Reproduce the stretch of the records from their start through the line containing "delete-decimal-button[interactable]: 0, xyxy=(345,36,360,50)", substituting "repeat-icon" for "redo-icon" and leaving everything else unchanged.

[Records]
========
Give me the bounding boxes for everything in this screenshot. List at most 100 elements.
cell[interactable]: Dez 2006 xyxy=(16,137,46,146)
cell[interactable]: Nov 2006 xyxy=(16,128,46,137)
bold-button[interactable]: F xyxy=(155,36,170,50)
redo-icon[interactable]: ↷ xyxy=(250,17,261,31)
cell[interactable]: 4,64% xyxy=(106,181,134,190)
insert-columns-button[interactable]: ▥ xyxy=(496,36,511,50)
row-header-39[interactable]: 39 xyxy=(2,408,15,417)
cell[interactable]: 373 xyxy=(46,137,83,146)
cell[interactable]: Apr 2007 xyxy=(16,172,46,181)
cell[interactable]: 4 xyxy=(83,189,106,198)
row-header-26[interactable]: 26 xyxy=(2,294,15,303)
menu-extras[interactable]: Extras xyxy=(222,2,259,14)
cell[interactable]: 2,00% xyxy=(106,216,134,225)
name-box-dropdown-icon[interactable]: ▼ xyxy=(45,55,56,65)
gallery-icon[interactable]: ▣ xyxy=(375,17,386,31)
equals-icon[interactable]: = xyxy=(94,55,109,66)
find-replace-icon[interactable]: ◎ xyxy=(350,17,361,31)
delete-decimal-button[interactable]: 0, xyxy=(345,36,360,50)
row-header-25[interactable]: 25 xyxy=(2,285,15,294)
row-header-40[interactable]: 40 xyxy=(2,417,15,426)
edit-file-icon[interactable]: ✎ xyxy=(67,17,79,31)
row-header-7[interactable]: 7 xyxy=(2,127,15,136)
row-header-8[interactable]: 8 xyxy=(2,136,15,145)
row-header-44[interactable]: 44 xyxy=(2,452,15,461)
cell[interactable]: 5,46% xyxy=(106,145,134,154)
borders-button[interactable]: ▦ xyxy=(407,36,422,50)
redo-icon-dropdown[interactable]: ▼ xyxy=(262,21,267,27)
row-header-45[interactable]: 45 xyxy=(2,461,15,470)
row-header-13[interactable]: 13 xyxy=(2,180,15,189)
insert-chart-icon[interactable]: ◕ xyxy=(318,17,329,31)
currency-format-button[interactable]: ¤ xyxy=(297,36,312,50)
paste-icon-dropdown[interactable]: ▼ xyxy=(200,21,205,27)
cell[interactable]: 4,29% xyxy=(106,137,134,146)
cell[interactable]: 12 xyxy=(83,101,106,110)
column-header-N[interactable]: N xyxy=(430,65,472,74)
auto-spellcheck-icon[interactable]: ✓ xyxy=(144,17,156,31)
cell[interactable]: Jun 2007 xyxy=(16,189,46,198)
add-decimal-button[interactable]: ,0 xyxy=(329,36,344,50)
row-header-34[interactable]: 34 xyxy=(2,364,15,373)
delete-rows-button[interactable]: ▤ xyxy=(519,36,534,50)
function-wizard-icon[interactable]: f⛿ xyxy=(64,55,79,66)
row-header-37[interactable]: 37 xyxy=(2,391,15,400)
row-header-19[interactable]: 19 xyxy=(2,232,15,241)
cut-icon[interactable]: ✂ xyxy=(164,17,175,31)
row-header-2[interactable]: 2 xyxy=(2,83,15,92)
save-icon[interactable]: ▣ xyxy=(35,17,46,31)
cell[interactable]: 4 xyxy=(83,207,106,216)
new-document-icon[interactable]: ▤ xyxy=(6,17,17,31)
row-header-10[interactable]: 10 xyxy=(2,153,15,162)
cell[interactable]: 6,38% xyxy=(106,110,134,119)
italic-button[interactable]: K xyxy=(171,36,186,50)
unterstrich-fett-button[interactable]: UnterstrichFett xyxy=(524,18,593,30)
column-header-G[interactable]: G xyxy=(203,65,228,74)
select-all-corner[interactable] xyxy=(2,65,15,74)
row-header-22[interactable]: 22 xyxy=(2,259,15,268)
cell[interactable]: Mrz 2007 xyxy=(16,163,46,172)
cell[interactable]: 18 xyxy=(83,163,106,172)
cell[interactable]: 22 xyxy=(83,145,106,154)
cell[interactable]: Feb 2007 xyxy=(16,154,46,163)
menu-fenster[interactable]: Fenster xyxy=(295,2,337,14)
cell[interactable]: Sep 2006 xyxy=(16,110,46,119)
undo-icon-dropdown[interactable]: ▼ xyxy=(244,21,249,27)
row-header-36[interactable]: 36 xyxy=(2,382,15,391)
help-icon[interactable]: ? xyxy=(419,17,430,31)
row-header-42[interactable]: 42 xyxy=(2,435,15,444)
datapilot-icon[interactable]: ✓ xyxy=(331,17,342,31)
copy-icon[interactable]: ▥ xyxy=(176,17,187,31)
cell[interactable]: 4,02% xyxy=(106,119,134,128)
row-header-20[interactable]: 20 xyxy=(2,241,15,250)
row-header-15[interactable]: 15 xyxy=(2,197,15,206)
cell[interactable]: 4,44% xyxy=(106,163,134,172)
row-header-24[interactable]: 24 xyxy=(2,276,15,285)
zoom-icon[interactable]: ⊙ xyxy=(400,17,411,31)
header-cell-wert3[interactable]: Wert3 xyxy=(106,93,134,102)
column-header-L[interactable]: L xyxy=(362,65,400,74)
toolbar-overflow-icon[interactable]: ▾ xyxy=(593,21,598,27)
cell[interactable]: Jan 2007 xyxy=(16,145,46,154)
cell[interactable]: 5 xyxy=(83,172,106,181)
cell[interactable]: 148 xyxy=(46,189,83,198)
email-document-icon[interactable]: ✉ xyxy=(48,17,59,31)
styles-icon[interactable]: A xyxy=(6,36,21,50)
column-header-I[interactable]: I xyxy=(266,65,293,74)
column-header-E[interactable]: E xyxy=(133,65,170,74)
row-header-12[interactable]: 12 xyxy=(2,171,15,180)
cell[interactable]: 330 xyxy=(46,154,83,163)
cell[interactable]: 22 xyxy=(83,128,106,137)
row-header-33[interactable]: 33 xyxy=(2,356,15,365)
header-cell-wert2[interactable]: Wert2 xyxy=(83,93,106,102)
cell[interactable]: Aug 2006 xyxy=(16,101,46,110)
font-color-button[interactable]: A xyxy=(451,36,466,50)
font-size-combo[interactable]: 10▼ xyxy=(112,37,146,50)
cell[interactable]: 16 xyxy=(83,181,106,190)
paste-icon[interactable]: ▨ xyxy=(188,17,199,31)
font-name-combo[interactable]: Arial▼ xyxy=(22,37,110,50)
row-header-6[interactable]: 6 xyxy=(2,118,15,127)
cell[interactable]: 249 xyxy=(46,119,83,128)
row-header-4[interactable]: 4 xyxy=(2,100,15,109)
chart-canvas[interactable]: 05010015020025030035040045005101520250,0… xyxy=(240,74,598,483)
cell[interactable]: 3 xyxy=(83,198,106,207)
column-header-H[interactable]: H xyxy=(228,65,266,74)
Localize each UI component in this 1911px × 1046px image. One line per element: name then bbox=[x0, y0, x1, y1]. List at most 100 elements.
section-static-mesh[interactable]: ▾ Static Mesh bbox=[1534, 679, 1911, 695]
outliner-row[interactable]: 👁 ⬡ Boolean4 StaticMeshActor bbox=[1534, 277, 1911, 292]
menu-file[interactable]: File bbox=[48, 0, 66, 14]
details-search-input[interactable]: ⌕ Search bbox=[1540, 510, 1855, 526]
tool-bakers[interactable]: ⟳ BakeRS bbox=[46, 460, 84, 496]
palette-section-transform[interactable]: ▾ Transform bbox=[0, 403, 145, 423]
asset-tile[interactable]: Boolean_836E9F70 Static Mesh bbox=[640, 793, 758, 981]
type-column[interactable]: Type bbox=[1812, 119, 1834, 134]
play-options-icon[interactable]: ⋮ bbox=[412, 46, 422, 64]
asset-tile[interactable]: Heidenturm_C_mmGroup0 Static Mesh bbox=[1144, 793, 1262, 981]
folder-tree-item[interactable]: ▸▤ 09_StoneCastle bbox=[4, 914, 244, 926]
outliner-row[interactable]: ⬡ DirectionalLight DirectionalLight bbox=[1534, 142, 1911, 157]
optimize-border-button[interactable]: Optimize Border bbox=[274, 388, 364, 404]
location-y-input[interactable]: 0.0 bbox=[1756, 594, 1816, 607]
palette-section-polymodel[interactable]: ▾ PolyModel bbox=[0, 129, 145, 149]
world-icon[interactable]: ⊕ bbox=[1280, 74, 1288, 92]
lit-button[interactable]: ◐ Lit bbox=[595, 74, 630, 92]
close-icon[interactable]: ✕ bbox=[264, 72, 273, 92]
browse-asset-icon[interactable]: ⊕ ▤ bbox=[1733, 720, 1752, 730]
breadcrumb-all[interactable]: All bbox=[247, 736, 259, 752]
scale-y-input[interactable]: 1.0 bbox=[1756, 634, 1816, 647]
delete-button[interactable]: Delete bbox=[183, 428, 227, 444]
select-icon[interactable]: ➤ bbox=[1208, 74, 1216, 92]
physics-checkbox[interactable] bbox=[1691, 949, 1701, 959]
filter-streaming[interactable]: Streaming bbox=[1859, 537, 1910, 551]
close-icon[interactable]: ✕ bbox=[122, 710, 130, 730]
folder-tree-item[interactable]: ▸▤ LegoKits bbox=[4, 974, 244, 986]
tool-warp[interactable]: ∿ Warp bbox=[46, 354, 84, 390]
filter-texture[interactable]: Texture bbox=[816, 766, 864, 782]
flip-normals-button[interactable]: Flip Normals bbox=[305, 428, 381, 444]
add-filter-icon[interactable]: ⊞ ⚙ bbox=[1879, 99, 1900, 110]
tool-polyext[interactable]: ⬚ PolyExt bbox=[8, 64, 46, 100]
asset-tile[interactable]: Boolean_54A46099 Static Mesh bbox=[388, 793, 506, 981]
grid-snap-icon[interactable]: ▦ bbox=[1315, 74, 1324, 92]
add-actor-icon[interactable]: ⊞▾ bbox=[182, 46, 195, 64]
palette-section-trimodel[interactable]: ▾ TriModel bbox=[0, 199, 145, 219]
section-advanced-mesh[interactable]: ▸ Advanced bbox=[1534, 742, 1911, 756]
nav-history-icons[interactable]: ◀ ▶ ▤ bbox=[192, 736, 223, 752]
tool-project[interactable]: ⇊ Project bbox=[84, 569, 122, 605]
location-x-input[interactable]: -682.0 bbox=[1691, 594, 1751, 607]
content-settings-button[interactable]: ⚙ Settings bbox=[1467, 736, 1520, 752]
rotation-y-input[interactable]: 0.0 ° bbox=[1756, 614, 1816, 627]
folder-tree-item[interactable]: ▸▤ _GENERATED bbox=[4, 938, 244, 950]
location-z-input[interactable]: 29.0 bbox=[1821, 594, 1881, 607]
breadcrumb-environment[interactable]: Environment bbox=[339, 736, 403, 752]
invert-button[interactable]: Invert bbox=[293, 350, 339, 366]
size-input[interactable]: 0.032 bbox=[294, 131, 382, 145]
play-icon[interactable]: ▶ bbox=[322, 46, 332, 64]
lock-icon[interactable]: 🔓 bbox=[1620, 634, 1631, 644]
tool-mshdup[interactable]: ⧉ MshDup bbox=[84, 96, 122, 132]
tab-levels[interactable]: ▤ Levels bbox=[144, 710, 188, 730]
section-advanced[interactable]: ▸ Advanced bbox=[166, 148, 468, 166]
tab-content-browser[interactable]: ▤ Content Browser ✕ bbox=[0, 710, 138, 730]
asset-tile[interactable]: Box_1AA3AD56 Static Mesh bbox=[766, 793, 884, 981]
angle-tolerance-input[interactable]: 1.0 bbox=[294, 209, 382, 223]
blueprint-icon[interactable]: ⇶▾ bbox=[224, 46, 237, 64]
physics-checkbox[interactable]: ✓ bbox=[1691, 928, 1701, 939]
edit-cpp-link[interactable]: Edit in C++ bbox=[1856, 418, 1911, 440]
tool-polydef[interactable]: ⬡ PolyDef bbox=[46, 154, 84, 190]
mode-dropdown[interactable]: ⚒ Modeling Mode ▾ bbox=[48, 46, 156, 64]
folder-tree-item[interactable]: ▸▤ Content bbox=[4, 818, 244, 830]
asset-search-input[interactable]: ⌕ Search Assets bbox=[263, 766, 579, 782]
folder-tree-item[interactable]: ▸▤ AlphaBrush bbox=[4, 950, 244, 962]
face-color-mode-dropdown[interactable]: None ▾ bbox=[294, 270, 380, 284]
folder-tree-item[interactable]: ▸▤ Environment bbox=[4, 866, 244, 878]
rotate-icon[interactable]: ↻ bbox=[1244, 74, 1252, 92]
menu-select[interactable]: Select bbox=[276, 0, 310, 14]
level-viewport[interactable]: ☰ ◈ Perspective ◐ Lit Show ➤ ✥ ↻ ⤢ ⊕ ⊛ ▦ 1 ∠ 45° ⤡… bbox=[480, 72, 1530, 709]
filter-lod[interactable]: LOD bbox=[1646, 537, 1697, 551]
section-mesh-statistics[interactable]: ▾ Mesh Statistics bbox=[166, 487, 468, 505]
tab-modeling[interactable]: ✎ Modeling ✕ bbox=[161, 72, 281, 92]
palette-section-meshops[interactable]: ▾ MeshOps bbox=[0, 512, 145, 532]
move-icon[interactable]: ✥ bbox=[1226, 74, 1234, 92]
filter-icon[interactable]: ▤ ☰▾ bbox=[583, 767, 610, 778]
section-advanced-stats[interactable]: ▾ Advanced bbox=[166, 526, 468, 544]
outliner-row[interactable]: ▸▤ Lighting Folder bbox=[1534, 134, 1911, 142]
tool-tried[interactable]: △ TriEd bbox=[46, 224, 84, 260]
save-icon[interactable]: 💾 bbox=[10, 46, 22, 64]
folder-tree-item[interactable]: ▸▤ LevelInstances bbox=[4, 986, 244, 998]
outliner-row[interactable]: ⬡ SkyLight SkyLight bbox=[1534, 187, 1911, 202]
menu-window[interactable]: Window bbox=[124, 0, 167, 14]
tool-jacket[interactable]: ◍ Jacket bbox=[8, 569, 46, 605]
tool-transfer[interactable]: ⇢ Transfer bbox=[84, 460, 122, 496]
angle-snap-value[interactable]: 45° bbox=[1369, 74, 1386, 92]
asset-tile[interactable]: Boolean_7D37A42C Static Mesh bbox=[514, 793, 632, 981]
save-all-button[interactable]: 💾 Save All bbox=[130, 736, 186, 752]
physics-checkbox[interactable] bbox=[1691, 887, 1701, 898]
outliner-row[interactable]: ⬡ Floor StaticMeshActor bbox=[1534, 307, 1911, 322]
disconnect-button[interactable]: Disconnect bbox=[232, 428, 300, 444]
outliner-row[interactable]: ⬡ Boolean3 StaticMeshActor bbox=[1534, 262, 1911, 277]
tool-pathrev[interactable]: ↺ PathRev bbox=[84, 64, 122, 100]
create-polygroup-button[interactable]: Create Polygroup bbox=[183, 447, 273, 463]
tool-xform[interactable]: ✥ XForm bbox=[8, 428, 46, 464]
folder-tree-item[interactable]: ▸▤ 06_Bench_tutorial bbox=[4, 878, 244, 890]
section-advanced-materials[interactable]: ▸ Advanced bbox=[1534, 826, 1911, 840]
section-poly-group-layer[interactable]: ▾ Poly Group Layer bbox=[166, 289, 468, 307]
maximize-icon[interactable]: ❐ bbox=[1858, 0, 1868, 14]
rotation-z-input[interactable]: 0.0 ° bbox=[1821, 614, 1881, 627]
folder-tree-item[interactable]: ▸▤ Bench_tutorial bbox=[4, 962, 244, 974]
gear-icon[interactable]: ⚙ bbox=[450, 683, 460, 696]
========
### ANSWER TO THE PROBLEM
Give me the bounding boxes for everything in this screenshot. List at most 100 elements.
cell[interactable]: Dez 2006 xyxy=(16,137,46,146)
cell[interactable]: Nov 2006 xyxy=(16,128,46,137)
bold-button[interactable]: F xyxy=(155,36,170,50)
repeat-icon[interactable]: ↷ xyxy=(250,17,261,31)
cell[interactable]: 4,64% xyxy=(106,181,134,190)
insert-columns-button[interactable]: ▥ xyxy=(496,36,511,50)
row-header-39[interactable]: 39 xyxy=(2,408,15,417)
cell[interactable]: 373 xyxy=(46,137,83,146)
cell[interactable]: Apr 2007 xyxy=(16,172,46,181)
cell[interactable]: 4 xyxy=(83,189,106,198)
row-header-26[interactable]: 26 xyxy=(2,294,15,303)
menu-extras[interactable]: Extras xyxy=(222,2,259,14)
cell[interactable]: 2,00% xyxy=(106,216,134,225)
name-box-dropdown-icon[interactable]: ▼ xyxy=(45,55,56,65)
gallery-icon[interactable]: ▣ xyxy=(375,17,386,31)
equals-icon[interactable]: = xyxy=(94,55,109,66)
find-replace-icon[interactable]: ◎ xyxy=(350,17,361,31)
delete-decimal-button[interactable]: 0, xyxy=(345,36,360,50)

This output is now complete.